UN REVE DEVENU REALITE
PROLOGUE : MERCI D’ETRE ICI EN GRECE
Pour prendre la mesure de ce qui vient de se passer il y a tout juste une semaine, j’ai besoin de remonter à ce qui m’a conduit à appeler « Projet Spartathlon » dans mes fichiers ce qui est devenu aujourd’huiune réalité. Nous voilà en février dernier à Athènes, à deux jours de la clôture des inscriptions au Spartathlon, lorsque j’aborde les 24 heures du festival d’ultramarathon sur cette piste d’avion transformée en site paralympique et désormais laissée à l’abandon. Nous sommes quelques dizaines de doux dingues à tourner en rond pour des motivations diverses. La mienne est claire. J’ai échoué par deux fois à remplir les conditions pour le spart’ (Belvès 2015-12h23minutes ; Amiens 2016-10h38minutes) et une bursite mal placée m’inquiète au plus haut point. Marie ma compagne m’accompagne et ce n’est pas peu dire. Cette fois, j’ai de bonnes raisons de penser que ce sera la bonne et mon contrat sera rempli en 23h35, durée au bout de laquelle stopper avec 181 km au compteur suffira à me remplir d’espoir pour l’avenir. Dès que nous fûmes rentrés à l’Hôtel tout proche dans Glyfada, je me jetai avant même de me coucher, sur l’ordinateur prévu à cet effet et je validai mon inscription au Spartathlon pour l’édition 2017… C’est donc là que l’aventure a réellement commencé...
Mars 2017 le tirage au sort m’attribue la trente et une-nième position sur la liste d’attente…Après une attente interminable et plus de deux mois en tête de liste, j’apprends qu’un dossard m’est enfin attribué le 17 juillet, soit deux mois et demi seulement avant le départ.

^^^^^^^^^^^^^^^^

Recopiez en entier le récit sur le Spartathlon, sans y changer quoi que ce soit. Le listing n'intervient en rien ici.

^^^^^^^^^^^^^^^^

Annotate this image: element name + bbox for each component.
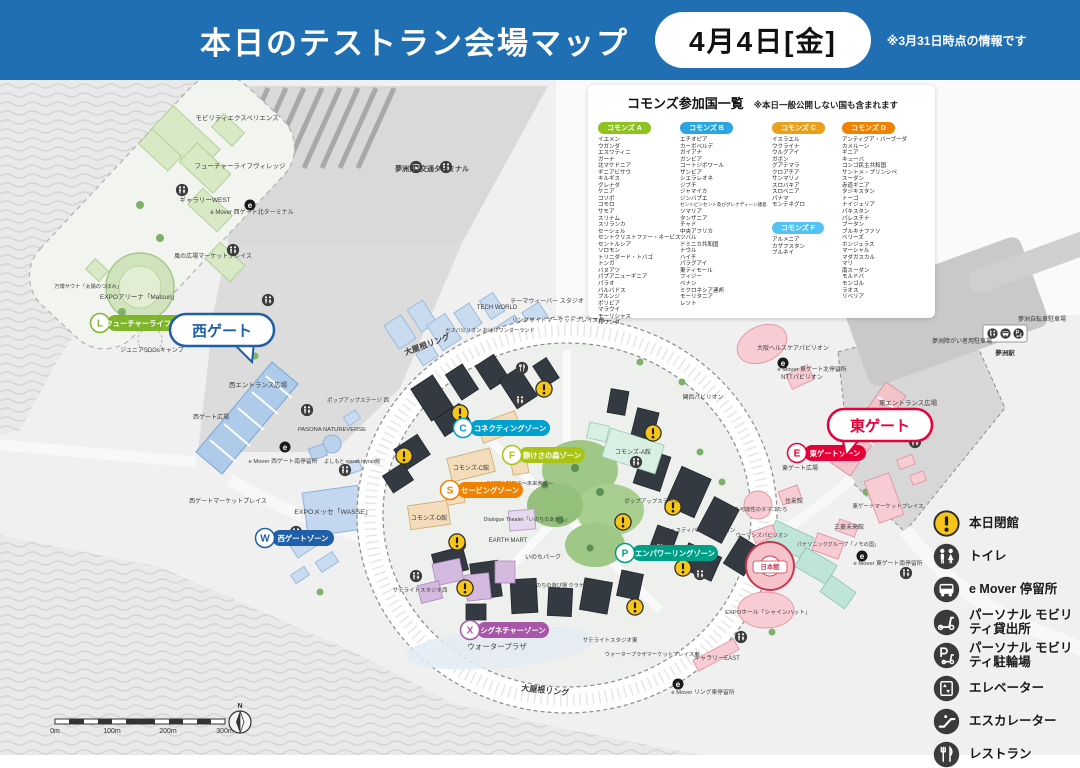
map-label: テーマウィーバー スタジオ [510, 297, 584, 305]
svg-text:P: P [622, 549, 629, 560]
map-label: EXPOアリーナ「Matsuri」 [100, 293, 178, 301]
commons-column-c-f: コモンズ C イスラエルウクライナウルグアイガボングアテマラクロアチアサンマリノ… [772, 117, 838, 327]
page-title: 本日のテストラン会場マップ [200, 18, 629, 63]
map-label: コモンズ-A館 [615, 448, 651, 456]
emover-stop-icon: e [280, 442, 291, 453]
map-label: コモンズ-D館 [411, 514, 447, 522]
svg-text:C: C [459, 424, 466, 435]
toilet-icon [735, 631, 747, 643]
toilet-icon [630, 456, 642, 468]
map-label: ガスパビリオン おばけワンダーランド [445, 326, 535, 334]
map-label: 東ゲート広場 [782, 464, 818, 472]
svg-text:静けさの森ゾーン: 静けさの森ゾーン [523, 451, 581, 460]
svg-text:シグネチャーゾーン: シグネチャーゾーン [480, 626, 545, 635]
map-label: 日本館 [761, 562, 780, 571]
map-label: 夢洲駅 [995, 348, 1015, 357]
commons-d-badge: コモンズ D [842, 122, 895, 134]
map-label: 夢洲第1交通ターミナル [395, 164, 469, 173]
svg-text:コネクティングゾーン: コネクティングゾーン [474, 424, 546, 433]
svg-text:E: E [794, 449, 801, 460]
legend-item-mobility-rental: パーソナル モビリティ貸出所 [933, 609, 1080, 636]
emover-stop-icon: e [857, 551, 868, 562]
svg-text:N: N [237, 703, 242, 710]
map-label: 三菱未来館 [834, 523, 864, 531]
map-label: NTTパビリオン [781, 373, 823, 381]
map-label: ギャラリーWEST [179, 196, 230, 204]
map-label: e Mover 東ゲート南停留所 [854, 559, 923, 567]
emover-stop-icon: e [245, 200, 256, 211]
svg-text:100m: 100m [103, 728, 121, 735]
closed-today-icon [627, 599, 643, 615]
map-label: EARTH MART [489, 538, 528, 544]
svg-text:200m: 200m [159, 728, 177, 735]
map-label: ポップアップステージ 西 [327, 397, 389, 404]
zone-pill-P: P エンパワーリングゾーン [616, 544, 719, 563]
zone-pill-W: W 西ゲートゾーン [256, 529, 335, 548]
country-item: レソト [680, 301, 768, 308]
escalator-icon [933, 708, 960, 735]
legend-item-escalator: エスカレーター [933, 708, 1080, 735]
zone-pill-S: S セービングゾーン [441, 481, 524, 500]
map-label: 大阪ヘルスケアパビリオン [757, 344, 829, 352]
emover-stop-icon: e [673, 679, 684, 690]
commons-panel-note: ※本日一般公開しない国も含まれます [754, 99, 898, 111]
map-label: ウォータープラザマーケットプレイス東 [605, 650, 701, 658]
map-label: 電力館 可能性のタマゴたち [722, 505, 787, 513]
map-label: よしもと waraii myraii館 [324, 457, 380, 465]
toilet-icon [933, 543, 960, 570]
map-label: いのちパーク [525, 554, 561, 561]
personal-mobility-icon [933, 609, 960, 636]
map-label: パナソニックグループ「ノモの国」 [797, 540, 879, 548]
map-label: e Mover リング東停留所 [671, 688, 734, 696]
bus-icon [933, 576, 960, 603]
commons-column-b: コモンズ B エチオピアカーボベルデガイアナガンビアコートジボワールザンビアシエ… [680, 117, 768, 327]
date-badge: 4月4日[金] [655, 12, 871, 68]
commons-country-panel: コモンズ参加国一覧 ※本日一般公開しない国も含まれます コモンズ A イエメンウ… [588, 85, 935, 318]
country-item: ルワンダ [598, 320, 676, 327]
map-label: 夢洲自転車駐車場 [1018, 315, 1066, 323]
closed-today-icon [675, 560, 691, 576]
map-label: 西ゲート広場 [193, 413, 229, 421]
map-label: ギャラリーEAST [694, 655, 740, 662]
svg-text:X: X [467, 626, 474, 637]
map-label: e Mover 西ゲート南停留所 [249, 457, 318, 465]
map-label: e Mover 東ゲート北停留所 [778, 365, 847, 373]
svg-text:F: F [509, 451, 515, 462]
svg-text:東ゲートゾーン: 東ゲートゾーン [810, 449, 861, 458]
map-label: 風の広場マーケットプレイス [174, 252, 252, 260]
toilet-icon [514, 394, 526, 406]
closed-today-icon [933, 510, 960, 537]
legend-item-toilet: トイレ [933, 543, 1080, 570]
map-label: 万博サウナ「太陽のつぼみ」 [54, 282, 121, 290]
legend-item-closed: 本日閉館 [933, 510, 1080, 537]
commons-c-badge: コモンズ C [772, 122, 825, 134]
legend-item-emover: e Mover 停留所 [933, 576, 1080, 603]
country-item: リベリア [842, 294, 924, 301]
map-label: サテライトスタジオ東 [582, 636, 638, 644]
svg-text:e: e [248, 201, 253, 210]
map-label: ポップアップステージ 場内 [624, 497, 691, 505]
toilet-icon [301, 404, 313, 416]
zone-pill-X: X シグネチャーゾーン [461, 621, 550, 640]
map-label: Dialogue Theater「いのちのあかし」 [484, 516, 570, 523]
closed-today-icon [396, 448, 412, 464]
map-label: e Mover 西ゲート北ターミナル [210, 208, 293, 216]
toilet-icon [176, 184, 188, 196]
svg-text:西ゲート: 西ゲート [192, 322, 252, 340]
mobility-parking-icon [933, 642, 960, 669]
map-label: コモンズ-C館 [453, 464, 489, 472]
map-label: PASONA NATUREVERSE [298, 427, 366, 433]
svg-text:W: W [260, 534, 270, 545]
map-label: 西エントランス広場 [229, 380, 288, 389]
closed-today-icon [615, 514, 631, 530]
commons-b-badge: コモンズ B [680, 122, 733, 134]
map-label: EXPOメッセ「WASSE」 [294, 508, 371, 516]
map-label: ウーマンズパビリオン [736, 531, 789, 539]
toilet-icon [410, 570, 422, 582]
svg-text:S: S [447, 486, 454, 497]
commons-column-d: コモンズ D アンティグア・バーブーダカメルーンギニアキューバコンゴ民主共和国サ… [842, 117, 924, 327]
toilet-icon [900, 567, 912, 579]
map-label: フェスティバルステーション [664, 527, 736, 534]
map-label: いのちの遊び場 クラゲ館 [531, 581, 590, 589]
map-label: モビリティエクスペリエンス [195, 113, 278, 122]
closed-today-icon [457, 580, 473, 596]
map-label: フューチャーライフヴィレッジ [195, 161, 286, 170]
zone-pill-F: F 静けさの森ゾーン [503, 446, 586, 465]
toilet-icon [339, 464, 351, 476]
map-label: TECH WORLD [477, 305, 518, 311]
map-label: 夢洲障がい者用駐車場 [932, 337, 992, 345]
svg-text:e: e [676, 680, 681, 689]
svg-text:東ゲート: 東ゲート [850, 417, 910, 435]
header-bar: 本日のテストラン会場マップ 4月4日[金] ※3月31日時点の情報です [0, 0, 1080, 80]
commons-a-badge: コモンズ A [598, 122, 651, 134]
svg-text:西ゲートゾーン: 西ゲートゾーン [278, 534, 329, 543]
map-label: 関西パビリオン [683, 393, 724, 401]
commons-panel-title: コモンズ参加国一覧 [627, 93, 744, 112]
map-label: ウォータープラザ [467, 642, 527, 651]
commons-f-badge: コモンズ F [772, 222, 824, 234]
rest-icon [516, 362, 528, 374]
svg-text:e: e [860, 552, 865, 561]
svg-text:0m: 0m [50, 728, 60, 735]
map-label: 西ゲートマーケットプレイス [189, 497, 267, 505]
map-label: 東ゲートマーケットプレイス [852, 502, 923, 510]
svg-text:エンパワーリングゾーン: エンパワーリングゾーン [635, 549, 715, 558]
map-label: ジュニアSDGsキャンプ [120, 347, 183, 354]
zone-pill-C: C コネクティングゾーン [454, 419, 551, 438]
map-label: 東エントランス広場 [879, 398, 938, 407]
map-label: EXPOホール「シャインハット」 [725, 609, 811, 616]
closed-today-icon [645, 425, 661, 441]
svg-text:e: e [283, 443, 288, 452]
closed-today-icon [536, 381, 552, 397]
elevator-icon [933, 675, 960, 702]
closed-today-icon [449, 534, 465, 550]
svg-text:セービングゾーン: セービングゾーン [461, 486, 519, 495]
header-note: ※3月31日時点の情報です [887, 32, 1027, 49]
legend-item-mobility-parking: パーソナル モビリティ駐輪場 [933, 642, 1080, 669]
country-item: ブルネイ [772, 250, 838, 257]
toilet-icon [694, 568, 706, 580]
svg-text:L: L [97, 319, 103, 330]
map-label: サテライトスタジオ西 [392, 586, 448, 594]
legend-item-elevator: エレベーター [933, 675, 1080, 702]
country-item: セントクリストファー・ネービス [598, 235, 676, 242]
map-legend: 本日閉館 トイレ e Mover 停留所 パーソナル モビリティ貸出所 パーソナ… [933, 510, 1080, 768]
commons-column-a: コモンズ A イエメンウガンダエスワティニガーナ北マケドニアギニアビサウキルギス… [598, 117, 676, 327]
toilet-icon [262, 294, 274, 306]
map-label: 住友館 [785, 497, 803, 505]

^^^^^^^^^^^^^^^^

_Réponse_
UN REVE DEVENU REALITE
PROLOGUE : MERCI D’ETRE ICI EN GRECE
Pour prendre la mesure de ce qui vient de se passer il y a tout juste une semaine, j’ai besoin de remonter à ce qui m’a conduit à appeler « Projet Spartathlon » dans mes fichiers ce qui est devenu aujourd’huiune réalité. Nous voilà en février dernier à Athènes, à deux jours de la clôture des inscriptions au Spartathlon, lorsque j’aborde les 24 heures du festival d’ultramarathon sur cette piste d’avion transformée en site paralympique et désormais laissée à l’abandon. Nous sommes quelques dizaines de doux dingues à tourner en rond pour des motivations diverses. La mienne est claire. J’ai échoué par deux fois à remplir les conditions pour le spart’ (Belvès 2015-12h23minutes ; Amiens 2016-10h38minutes) et une bursite mal placée m’inquiète au plus haut point. Marie ma compagne m’accompagne et ce n’est pas peu dire. Cette fois, j’ai de bonnes raisons de penser que ce sera la bonne et mon contrat sera rempli en 23h35, durée au bout de laquelle stopper avec 181 km au compteur suffira à me remplir d’espoir pour l’avenir. Dès que nous fûmes rentrés à l’Hôtel tout proche dans Glyfada, je me jetai avant même de me coucher, sur l’ordinateur prévu à cet effet et je validai mon inscription au Spartathlon pour l’édition 2017… C’est donc là que l’aventure a réellement commencé...
Mars 2017 le tirage au sort m’attribue la trente et une-nième position sur la liste d’attente…Après une attente interminable et plus de deux mois en tête de liste, j’apprends qu’un dossard m’est enfin attribué le 17 juillet, soit deux mois et demi seulement avant le départ.